**Records contained in a dataset**
'''

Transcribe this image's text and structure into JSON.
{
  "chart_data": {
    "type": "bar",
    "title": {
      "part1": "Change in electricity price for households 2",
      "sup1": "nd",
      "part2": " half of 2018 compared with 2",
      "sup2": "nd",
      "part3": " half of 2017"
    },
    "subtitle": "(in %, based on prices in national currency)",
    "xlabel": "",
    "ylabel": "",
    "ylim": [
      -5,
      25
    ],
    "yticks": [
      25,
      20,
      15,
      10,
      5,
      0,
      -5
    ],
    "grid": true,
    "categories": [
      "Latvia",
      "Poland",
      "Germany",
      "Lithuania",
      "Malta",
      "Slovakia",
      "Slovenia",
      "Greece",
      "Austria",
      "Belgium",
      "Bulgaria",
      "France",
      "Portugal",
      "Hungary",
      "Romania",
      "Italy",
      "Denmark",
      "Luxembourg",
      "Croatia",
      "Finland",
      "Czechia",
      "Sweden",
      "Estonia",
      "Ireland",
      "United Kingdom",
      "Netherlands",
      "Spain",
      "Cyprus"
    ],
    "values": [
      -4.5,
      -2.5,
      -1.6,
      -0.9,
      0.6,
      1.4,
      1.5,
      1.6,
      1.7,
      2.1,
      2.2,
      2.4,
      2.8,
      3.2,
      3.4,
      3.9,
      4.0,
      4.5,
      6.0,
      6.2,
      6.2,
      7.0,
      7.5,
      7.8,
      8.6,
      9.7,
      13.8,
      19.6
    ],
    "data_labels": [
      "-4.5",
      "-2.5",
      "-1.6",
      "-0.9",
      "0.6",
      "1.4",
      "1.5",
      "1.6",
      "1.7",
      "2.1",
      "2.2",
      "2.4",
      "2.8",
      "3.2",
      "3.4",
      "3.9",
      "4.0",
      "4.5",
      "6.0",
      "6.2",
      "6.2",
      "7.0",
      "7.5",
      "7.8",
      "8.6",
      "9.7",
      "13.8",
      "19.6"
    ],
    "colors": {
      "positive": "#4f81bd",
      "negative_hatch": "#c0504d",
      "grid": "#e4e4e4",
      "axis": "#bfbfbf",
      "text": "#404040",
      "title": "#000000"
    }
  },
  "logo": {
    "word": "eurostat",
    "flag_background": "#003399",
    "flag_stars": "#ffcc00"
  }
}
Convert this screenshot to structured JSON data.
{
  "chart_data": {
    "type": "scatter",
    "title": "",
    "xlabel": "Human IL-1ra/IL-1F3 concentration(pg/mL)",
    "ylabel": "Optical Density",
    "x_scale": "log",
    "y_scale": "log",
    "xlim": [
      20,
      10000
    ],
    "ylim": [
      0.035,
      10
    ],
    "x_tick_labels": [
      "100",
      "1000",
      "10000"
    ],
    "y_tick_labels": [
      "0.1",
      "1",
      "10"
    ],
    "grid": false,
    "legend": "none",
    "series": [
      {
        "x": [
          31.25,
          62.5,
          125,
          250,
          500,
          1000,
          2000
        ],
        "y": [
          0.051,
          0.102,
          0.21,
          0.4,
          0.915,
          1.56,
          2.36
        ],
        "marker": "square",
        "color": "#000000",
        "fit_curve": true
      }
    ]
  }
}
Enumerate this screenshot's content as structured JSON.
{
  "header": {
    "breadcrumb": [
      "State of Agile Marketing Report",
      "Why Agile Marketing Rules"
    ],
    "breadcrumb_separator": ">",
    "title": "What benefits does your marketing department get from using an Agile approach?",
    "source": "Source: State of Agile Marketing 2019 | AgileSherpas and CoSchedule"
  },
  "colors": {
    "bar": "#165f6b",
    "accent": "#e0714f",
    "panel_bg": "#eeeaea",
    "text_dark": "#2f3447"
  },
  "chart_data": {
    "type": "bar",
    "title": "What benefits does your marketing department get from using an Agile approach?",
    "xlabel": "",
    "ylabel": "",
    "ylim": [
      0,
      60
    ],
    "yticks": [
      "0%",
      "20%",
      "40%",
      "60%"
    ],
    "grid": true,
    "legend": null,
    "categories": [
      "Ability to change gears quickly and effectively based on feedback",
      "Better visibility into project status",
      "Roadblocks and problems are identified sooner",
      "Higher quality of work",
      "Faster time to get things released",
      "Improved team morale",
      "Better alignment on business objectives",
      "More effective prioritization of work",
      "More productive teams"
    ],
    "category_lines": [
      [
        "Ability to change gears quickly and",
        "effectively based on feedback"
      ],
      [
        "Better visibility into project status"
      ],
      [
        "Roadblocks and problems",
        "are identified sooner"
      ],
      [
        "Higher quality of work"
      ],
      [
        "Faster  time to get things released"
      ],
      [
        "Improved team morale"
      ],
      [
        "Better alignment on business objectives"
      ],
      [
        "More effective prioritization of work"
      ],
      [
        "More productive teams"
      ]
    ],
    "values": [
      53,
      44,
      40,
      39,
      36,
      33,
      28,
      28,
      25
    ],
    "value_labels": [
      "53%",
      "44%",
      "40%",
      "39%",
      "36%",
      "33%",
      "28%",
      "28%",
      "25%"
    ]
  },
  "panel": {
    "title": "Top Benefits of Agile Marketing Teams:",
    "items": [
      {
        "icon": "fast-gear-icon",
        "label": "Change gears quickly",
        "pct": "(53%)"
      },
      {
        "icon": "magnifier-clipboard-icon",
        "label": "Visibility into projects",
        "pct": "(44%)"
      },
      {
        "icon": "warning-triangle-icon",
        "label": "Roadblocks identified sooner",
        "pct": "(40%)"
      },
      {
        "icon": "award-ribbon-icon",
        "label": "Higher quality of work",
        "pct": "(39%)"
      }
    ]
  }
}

'''

**Task description**
In the records above, locate every line with the string "into" and copy it.

**Result of the task**
Transcribe this image's text and structure into JSON.
      "Better visibility into project status",
        "Better visibility into project status"
        "label": "Visibility into projects",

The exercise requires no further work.